§ DATA SUPPLIED
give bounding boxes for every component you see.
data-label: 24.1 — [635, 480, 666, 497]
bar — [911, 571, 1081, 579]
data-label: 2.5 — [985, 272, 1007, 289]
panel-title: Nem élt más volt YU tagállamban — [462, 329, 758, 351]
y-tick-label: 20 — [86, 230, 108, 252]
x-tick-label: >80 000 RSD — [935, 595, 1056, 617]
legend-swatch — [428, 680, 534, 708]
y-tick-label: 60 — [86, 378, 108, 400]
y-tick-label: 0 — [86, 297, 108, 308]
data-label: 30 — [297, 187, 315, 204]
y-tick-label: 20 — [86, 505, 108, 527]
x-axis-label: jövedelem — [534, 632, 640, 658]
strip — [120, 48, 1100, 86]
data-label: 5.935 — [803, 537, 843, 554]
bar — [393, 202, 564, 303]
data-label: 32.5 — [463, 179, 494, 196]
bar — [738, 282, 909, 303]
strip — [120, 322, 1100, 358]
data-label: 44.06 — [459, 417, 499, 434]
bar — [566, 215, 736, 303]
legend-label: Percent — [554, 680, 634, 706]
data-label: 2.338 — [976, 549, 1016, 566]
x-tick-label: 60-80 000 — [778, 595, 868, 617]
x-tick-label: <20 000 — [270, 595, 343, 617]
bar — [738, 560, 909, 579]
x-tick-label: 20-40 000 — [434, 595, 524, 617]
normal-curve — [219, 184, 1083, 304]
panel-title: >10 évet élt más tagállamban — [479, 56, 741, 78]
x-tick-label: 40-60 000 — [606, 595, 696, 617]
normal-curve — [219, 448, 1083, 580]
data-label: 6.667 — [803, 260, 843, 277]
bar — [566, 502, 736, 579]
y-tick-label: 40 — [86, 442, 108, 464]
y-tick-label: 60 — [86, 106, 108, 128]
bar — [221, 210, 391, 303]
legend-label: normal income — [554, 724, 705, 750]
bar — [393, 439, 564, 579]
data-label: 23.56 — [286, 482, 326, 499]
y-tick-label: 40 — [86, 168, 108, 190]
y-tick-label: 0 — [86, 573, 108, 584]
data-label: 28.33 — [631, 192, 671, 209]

§ THE TASK
Rewrite all of the lines above, swapping "normal income" for "normal distribution" and leaving everything else unchanged.

§ TASK SOLUTION
give bounding boxes for every component you see.
data-label: 24.1 — [635, 480, 666, 497]
bar — [911, 571, 1081, 579]
data-label: 2.5 — [985, 272, 1007, 289]
panel-title: Nem élt más volt YU tagállamban — [462, 329, 758, 351]
y-tick-label: 20 — [86, 230, 108, 252]
x-tick-label: >80 000 RSD — [935, 595, 1056, 617]
legend-swatch — [428, 680, 534, 708]
y-tick-label: 60 — [86, 378, 108, 400]
y-tick-label: 0 — [86, 297, 108, 308]
data-label: 30 — [297, 187, 315, 204]
y-tick-label: 20 — [86, 505, 108, 527]
x-axis-label: jövedelem — [534, 632, 640, 658]
strip — [120, 48, 1100, 86]
data-label: 5.935 — [803, 537, 843, 554]
bar — [393, 202, 564, 303]
data-label: 32.5 — [463, 179, 494, 196]
bar — [738, 282, 909, 303]
strip — [120, 322, 1100, 358]
data-label: 44.06 — [459, 417, 499, 434]
bar — [566, 215, 736, 303]
legend-label: Percent — [554, 680, 634, 706]
data-label: 2.338 — [976, 549, 1016, 566]
x-tick-label: 60-80 000 — [778, 595, 868, 617]
x-tick-label: <20 000 — [270, 595, 343, 617]
bar — [738, 560, 909, 579]
x-tick-label: 20-40 000 — [434, 595, 524, 617]
normal-curve — [219, 184, 1083, 304]
panel-title: >10 évet élt más tagállamban — [479, 56, 741, 78]
x-tick-label: 40-60 000 — [606, 595, 696, 617]
normal-curve — [219, 448, 1083, 580]
data-label: 6.667 — [803, 260, 843, 277]
bar — [566, 502, 736, 579]
y-tick-label: 40 — [86, 442, 108, 464]
y-tick-label: 60 — [86, 106, 108, 128]
bar — [221, 210, 391, 303]
legend-label: normal distribution — [554, 724, 705, 750]
bar — [393, 439, 564, 579]
data-label: 23.56 — [286, 482, 326, 499]
y-tick-label: 40 — [86, 168, 108, 190]
y-tick-label: 0 — [86, 573, 108, 584]
data-label: 28.33 — [631, 192, 671, 209]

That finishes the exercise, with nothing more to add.